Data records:
────
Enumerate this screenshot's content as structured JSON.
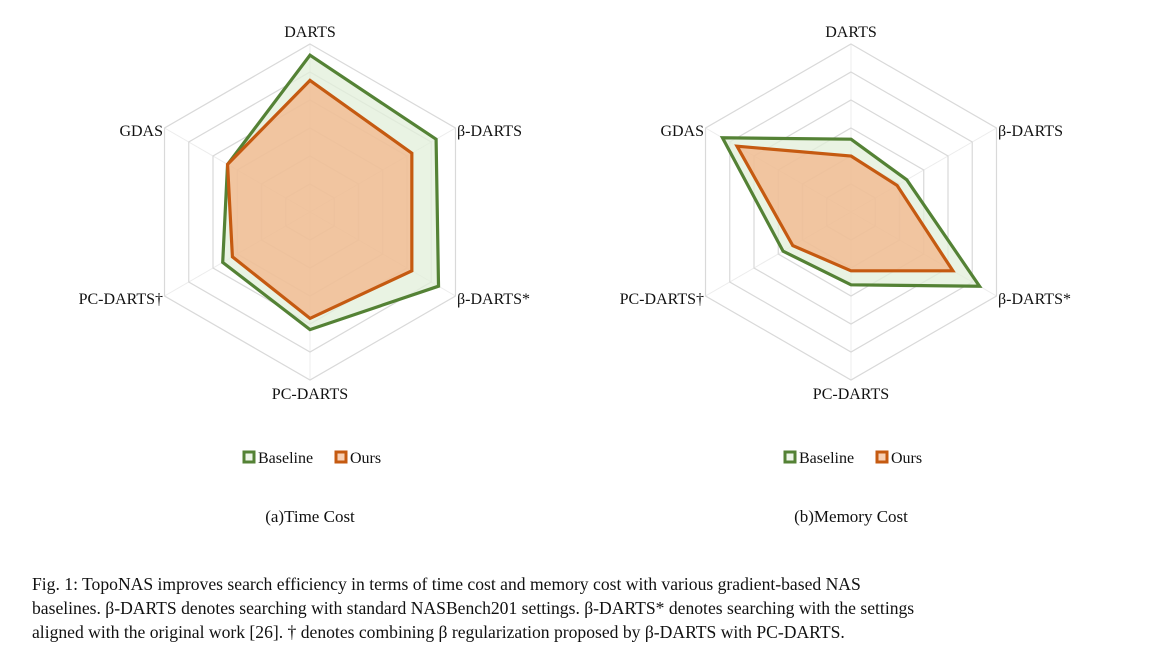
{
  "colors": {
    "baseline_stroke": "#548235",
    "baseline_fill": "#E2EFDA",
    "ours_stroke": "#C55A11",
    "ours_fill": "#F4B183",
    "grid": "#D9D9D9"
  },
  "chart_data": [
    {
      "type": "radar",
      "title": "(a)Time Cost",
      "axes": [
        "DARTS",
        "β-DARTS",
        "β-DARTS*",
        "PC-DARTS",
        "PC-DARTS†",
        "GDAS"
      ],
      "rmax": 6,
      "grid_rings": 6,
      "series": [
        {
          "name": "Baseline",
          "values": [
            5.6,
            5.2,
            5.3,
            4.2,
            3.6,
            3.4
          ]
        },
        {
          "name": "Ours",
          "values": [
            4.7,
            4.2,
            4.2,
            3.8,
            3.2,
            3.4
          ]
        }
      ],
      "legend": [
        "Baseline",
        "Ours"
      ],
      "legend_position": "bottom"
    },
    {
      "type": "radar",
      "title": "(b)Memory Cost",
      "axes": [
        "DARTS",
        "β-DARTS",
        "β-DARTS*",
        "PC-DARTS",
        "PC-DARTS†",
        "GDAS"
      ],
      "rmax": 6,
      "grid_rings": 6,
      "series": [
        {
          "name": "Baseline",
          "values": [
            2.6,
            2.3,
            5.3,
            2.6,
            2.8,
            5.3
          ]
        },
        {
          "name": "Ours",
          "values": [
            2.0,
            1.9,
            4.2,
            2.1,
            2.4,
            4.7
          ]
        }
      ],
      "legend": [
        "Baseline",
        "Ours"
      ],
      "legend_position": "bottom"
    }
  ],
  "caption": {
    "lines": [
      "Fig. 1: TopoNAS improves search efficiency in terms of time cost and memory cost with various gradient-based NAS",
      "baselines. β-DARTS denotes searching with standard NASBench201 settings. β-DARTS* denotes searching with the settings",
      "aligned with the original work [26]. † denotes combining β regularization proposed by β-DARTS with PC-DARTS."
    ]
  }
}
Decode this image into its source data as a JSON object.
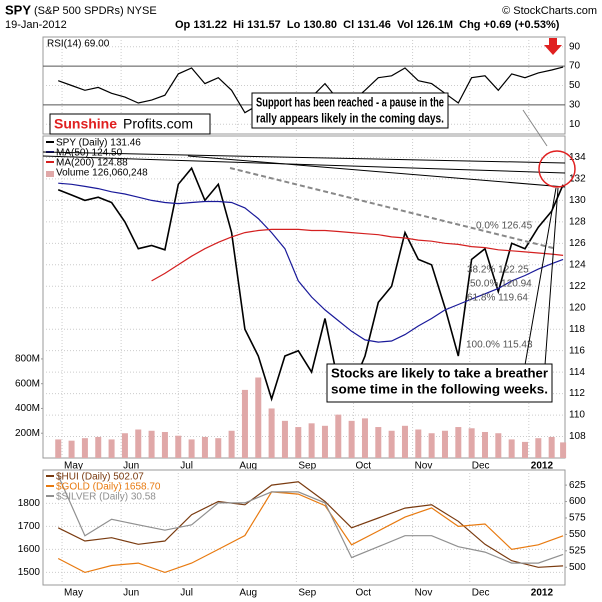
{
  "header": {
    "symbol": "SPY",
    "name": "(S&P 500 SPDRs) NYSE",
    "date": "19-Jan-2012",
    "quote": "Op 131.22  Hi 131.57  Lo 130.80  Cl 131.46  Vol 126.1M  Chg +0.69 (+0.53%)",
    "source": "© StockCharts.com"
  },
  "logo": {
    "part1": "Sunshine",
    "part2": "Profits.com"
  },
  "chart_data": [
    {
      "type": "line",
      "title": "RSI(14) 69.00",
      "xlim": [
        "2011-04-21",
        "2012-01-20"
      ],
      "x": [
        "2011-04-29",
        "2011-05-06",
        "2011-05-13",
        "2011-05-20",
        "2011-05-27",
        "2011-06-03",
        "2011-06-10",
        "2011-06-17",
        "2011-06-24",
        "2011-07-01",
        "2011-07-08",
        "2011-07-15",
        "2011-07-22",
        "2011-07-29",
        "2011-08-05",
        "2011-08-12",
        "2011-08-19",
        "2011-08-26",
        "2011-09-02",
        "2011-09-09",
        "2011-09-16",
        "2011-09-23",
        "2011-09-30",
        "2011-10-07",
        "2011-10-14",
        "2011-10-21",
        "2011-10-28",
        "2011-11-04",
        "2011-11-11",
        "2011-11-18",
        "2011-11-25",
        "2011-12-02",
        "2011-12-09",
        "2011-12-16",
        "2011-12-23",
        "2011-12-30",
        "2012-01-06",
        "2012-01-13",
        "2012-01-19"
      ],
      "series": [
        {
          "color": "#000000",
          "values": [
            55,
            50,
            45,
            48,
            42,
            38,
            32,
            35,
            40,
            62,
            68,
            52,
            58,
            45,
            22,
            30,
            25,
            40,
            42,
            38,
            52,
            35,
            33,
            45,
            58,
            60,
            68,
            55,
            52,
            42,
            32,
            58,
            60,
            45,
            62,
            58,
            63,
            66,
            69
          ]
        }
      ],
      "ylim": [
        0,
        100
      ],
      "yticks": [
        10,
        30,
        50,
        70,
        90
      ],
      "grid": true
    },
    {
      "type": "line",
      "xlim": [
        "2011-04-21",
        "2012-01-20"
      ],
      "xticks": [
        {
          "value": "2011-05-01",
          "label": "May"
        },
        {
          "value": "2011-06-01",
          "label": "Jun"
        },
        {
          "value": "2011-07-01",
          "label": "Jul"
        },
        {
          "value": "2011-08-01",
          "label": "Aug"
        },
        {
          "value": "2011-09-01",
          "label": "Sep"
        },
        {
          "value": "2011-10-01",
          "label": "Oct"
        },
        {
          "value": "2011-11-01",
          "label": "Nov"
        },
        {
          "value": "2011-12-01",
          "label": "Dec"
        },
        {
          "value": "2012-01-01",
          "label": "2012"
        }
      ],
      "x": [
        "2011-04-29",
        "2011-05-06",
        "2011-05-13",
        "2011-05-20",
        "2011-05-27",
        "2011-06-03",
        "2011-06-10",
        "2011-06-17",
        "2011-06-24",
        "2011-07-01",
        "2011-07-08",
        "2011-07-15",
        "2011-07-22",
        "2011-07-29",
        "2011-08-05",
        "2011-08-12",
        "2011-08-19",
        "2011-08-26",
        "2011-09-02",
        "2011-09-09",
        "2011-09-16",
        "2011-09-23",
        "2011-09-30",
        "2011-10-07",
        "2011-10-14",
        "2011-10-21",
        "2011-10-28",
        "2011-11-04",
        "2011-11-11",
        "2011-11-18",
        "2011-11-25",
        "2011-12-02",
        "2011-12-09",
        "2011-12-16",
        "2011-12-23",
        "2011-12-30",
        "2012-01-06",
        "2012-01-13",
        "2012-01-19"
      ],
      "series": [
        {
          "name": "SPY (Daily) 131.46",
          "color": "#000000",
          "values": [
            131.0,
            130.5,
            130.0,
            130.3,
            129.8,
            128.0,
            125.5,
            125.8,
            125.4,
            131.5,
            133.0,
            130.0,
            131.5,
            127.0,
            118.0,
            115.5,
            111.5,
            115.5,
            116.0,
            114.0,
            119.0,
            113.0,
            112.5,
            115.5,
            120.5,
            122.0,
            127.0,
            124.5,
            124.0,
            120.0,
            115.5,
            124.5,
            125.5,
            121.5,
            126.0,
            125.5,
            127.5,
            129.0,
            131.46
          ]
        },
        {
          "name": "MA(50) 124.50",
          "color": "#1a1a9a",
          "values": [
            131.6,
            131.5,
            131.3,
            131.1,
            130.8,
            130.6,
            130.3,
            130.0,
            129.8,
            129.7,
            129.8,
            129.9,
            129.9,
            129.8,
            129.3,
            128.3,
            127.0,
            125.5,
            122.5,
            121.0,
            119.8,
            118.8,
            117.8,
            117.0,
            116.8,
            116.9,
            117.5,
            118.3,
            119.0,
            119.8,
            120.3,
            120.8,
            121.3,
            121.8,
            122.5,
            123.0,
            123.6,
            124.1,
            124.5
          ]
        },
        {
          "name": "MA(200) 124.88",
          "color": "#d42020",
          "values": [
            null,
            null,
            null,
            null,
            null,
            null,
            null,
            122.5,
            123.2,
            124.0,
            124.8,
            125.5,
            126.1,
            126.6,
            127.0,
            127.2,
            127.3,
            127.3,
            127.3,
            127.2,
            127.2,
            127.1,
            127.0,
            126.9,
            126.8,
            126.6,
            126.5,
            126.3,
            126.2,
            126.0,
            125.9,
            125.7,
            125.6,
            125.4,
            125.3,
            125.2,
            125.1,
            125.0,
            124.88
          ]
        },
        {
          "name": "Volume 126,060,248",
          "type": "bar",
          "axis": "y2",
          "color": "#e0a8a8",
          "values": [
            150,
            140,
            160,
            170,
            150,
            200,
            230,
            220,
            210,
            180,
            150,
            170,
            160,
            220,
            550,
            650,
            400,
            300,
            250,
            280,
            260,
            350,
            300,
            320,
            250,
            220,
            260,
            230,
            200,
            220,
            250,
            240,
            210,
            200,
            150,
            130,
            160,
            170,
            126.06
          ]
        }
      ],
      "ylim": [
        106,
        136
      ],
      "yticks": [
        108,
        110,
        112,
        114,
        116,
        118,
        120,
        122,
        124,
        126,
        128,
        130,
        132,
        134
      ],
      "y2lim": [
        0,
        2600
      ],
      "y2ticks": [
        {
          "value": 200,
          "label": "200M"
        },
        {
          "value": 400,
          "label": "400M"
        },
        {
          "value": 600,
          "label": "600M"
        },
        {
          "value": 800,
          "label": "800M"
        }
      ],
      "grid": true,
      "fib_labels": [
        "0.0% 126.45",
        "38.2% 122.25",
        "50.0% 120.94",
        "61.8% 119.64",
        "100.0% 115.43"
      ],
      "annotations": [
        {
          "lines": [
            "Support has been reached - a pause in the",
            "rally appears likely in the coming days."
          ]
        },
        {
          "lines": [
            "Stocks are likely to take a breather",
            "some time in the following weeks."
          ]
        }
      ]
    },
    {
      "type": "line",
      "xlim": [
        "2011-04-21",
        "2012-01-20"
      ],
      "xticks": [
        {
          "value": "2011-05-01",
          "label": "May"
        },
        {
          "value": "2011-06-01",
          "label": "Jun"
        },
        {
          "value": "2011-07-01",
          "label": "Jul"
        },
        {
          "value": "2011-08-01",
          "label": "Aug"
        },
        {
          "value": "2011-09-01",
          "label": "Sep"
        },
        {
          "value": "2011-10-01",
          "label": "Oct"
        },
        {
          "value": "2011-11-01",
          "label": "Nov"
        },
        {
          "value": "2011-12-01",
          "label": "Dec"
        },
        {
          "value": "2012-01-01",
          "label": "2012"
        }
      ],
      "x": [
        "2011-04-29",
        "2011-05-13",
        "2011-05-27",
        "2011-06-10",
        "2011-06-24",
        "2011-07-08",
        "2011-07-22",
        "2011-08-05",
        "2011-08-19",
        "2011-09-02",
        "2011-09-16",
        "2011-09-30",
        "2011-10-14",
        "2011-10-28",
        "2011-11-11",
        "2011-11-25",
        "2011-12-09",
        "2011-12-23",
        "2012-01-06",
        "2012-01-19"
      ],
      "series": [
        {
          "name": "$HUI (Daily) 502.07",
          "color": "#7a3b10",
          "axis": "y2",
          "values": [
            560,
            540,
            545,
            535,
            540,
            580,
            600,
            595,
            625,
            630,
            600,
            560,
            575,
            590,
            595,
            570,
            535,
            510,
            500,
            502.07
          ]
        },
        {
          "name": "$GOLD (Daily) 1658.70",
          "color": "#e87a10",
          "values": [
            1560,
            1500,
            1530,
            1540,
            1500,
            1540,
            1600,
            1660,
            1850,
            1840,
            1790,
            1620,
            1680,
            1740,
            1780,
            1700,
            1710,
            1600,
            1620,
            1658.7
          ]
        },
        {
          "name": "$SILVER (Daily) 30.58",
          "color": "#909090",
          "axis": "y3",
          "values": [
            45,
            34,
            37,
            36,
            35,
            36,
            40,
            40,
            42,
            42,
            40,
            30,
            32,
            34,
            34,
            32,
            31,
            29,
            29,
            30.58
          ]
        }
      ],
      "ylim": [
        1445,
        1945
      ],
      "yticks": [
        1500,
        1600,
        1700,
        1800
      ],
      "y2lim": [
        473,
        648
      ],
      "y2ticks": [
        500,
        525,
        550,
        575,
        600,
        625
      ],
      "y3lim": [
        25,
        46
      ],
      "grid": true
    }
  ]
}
────
§ **Directions**
Your answer should be a single number: the count of lines in the listing that contain the word "Daily".

§ **Finished task**
4